Stored records:

·····

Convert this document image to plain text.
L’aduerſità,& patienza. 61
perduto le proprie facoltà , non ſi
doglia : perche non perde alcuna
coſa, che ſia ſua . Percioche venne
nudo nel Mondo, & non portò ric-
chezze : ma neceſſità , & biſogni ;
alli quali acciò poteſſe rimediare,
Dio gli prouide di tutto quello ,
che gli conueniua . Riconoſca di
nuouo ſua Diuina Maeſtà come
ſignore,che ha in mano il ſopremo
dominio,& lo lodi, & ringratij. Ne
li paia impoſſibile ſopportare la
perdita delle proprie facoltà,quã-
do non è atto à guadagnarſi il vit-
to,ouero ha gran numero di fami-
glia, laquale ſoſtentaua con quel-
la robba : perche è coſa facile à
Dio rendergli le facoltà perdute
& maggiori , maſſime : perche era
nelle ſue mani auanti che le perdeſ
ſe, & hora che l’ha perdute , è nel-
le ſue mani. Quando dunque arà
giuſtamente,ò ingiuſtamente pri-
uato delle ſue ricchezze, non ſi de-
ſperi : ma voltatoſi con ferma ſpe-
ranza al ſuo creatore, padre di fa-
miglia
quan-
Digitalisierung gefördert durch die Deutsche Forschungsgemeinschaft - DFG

·····

*Exercise directions:* Filter the records above for lines containing the word "mani", and copy those lines.

*Full answer:*
nelle ſue mani auanti che le perdeſ
le ſue mani. Quando dunque arà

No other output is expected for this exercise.